-- What is required --
Your answer should be one number: how many lines of the data include the string "when"?

-- Extracted information --
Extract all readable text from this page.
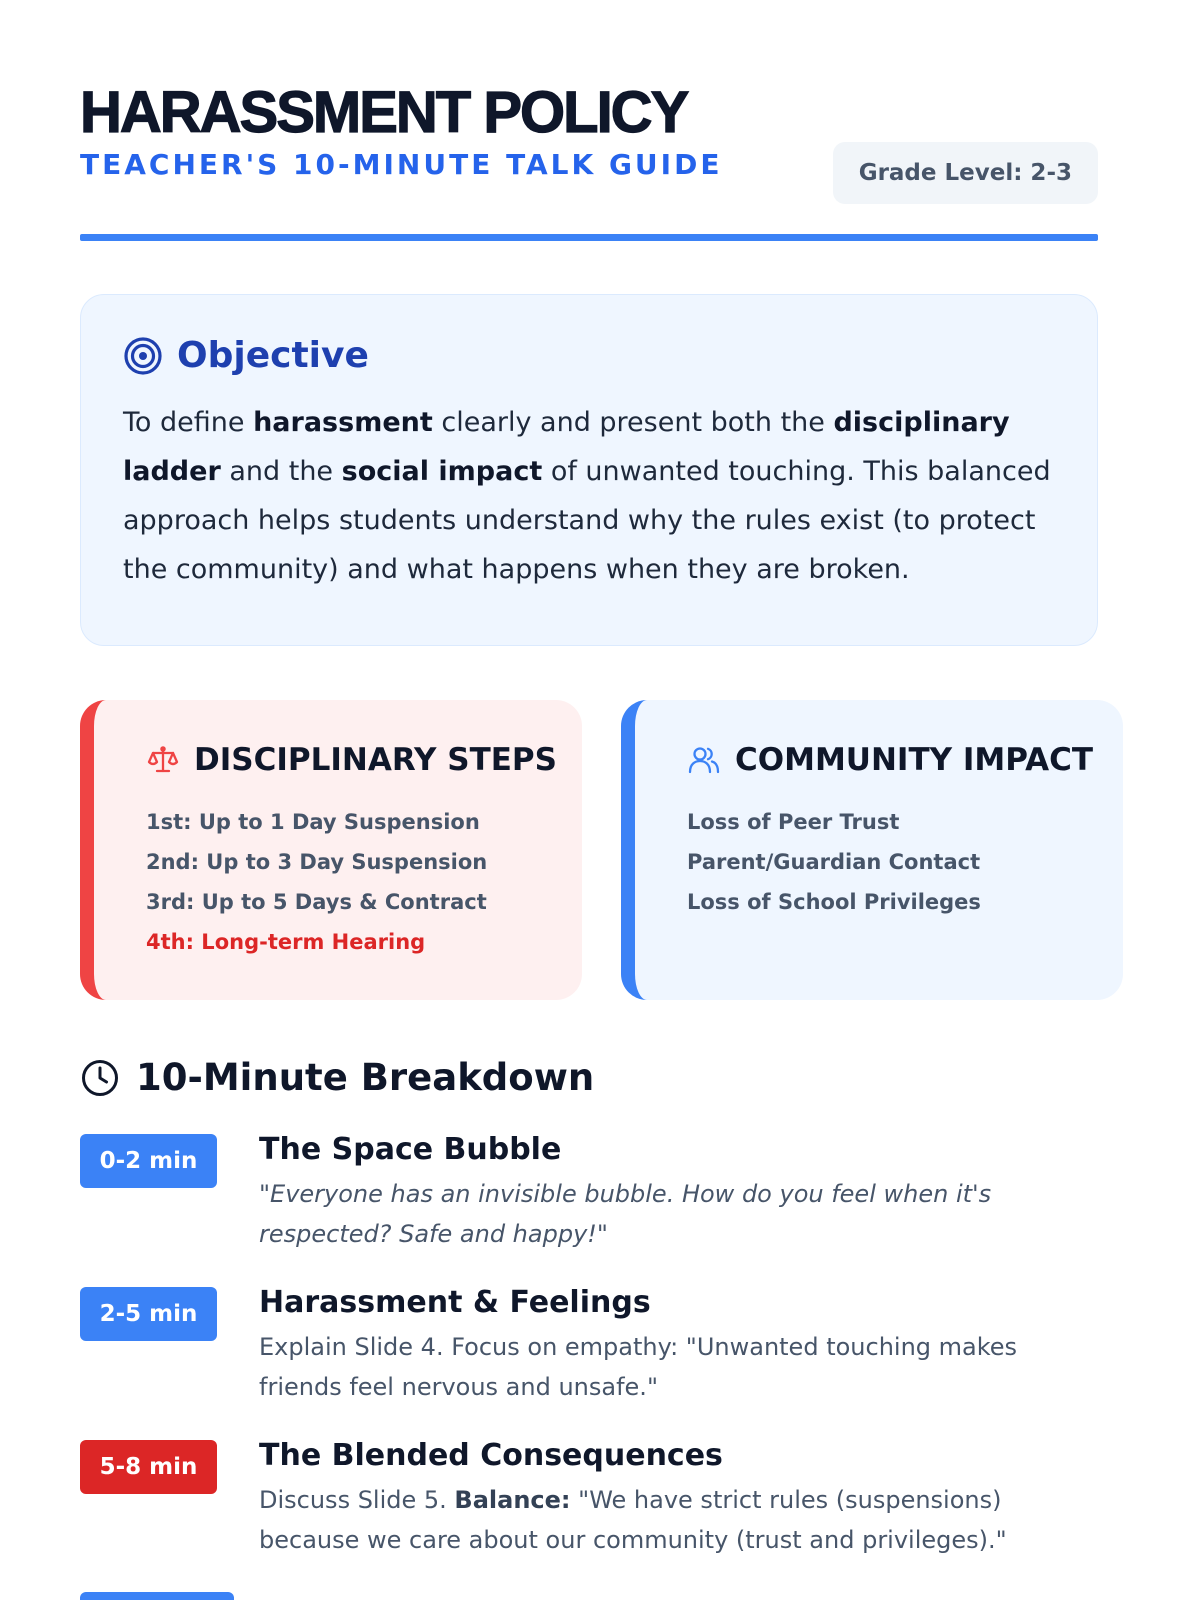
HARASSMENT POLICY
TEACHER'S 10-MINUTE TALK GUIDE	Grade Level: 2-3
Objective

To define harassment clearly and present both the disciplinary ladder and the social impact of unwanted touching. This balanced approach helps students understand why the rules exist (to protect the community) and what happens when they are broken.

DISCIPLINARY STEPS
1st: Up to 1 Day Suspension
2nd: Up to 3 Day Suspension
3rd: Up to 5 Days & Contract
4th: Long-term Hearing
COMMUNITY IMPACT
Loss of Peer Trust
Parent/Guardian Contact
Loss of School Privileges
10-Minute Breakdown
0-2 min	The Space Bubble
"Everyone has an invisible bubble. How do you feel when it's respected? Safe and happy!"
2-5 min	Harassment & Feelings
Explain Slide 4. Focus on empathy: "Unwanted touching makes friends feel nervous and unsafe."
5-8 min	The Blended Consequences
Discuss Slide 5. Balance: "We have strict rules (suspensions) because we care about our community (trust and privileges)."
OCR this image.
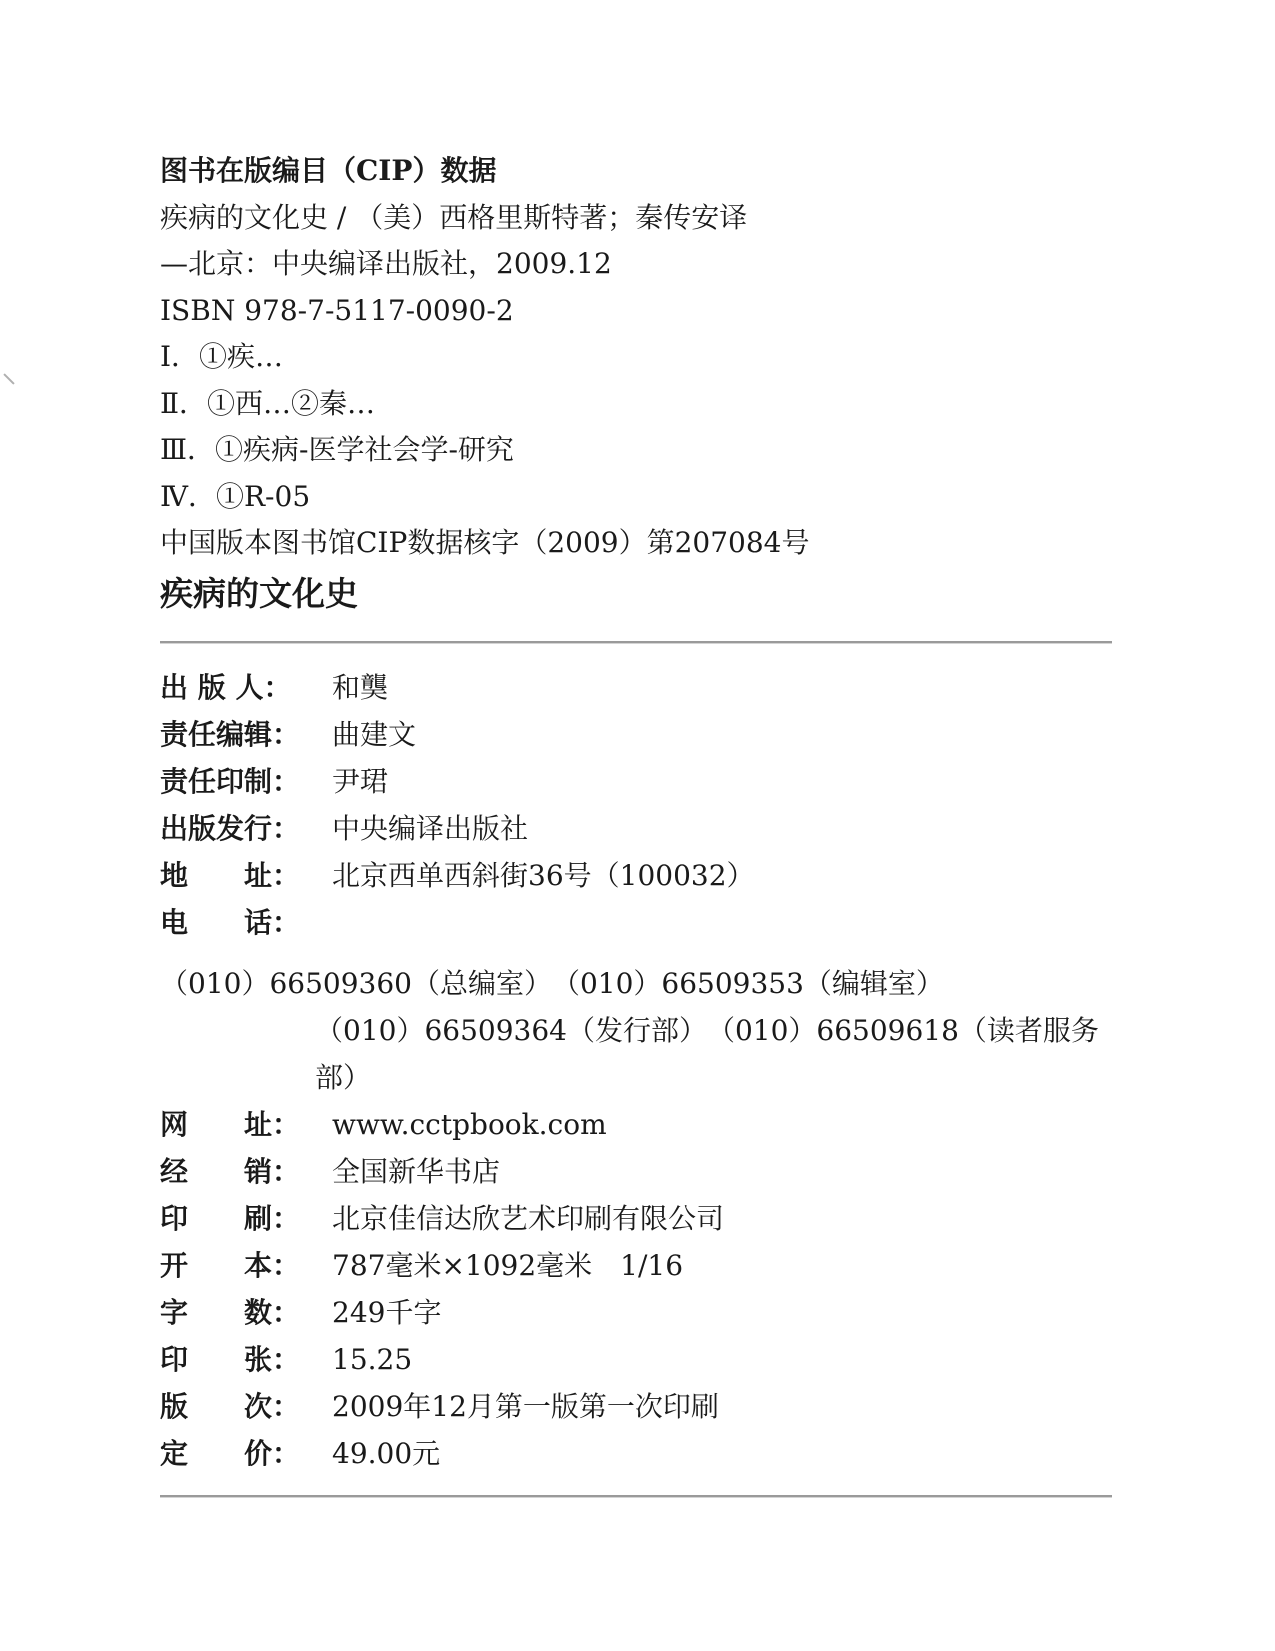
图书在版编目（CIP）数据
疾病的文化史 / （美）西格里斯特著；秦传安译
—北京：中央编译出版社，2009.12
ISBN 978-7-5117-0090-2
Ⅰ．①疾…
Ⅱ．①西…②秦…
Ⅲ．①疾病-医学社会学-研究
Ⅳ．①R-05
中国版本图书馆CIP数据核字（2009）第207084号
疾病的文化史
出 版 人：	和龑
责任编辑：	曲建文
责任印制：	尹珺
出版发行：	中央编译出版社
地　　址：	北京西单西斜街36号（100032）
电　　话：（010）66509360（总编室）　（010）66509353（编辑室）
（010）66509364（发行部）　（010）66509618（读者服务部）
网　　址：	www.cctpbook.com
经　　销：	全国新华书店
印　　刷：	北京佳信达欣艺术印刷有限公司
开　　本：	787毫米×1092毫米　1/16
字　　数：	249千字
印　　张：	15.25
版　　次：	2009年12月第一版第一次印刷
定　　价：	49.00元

-- The result --
2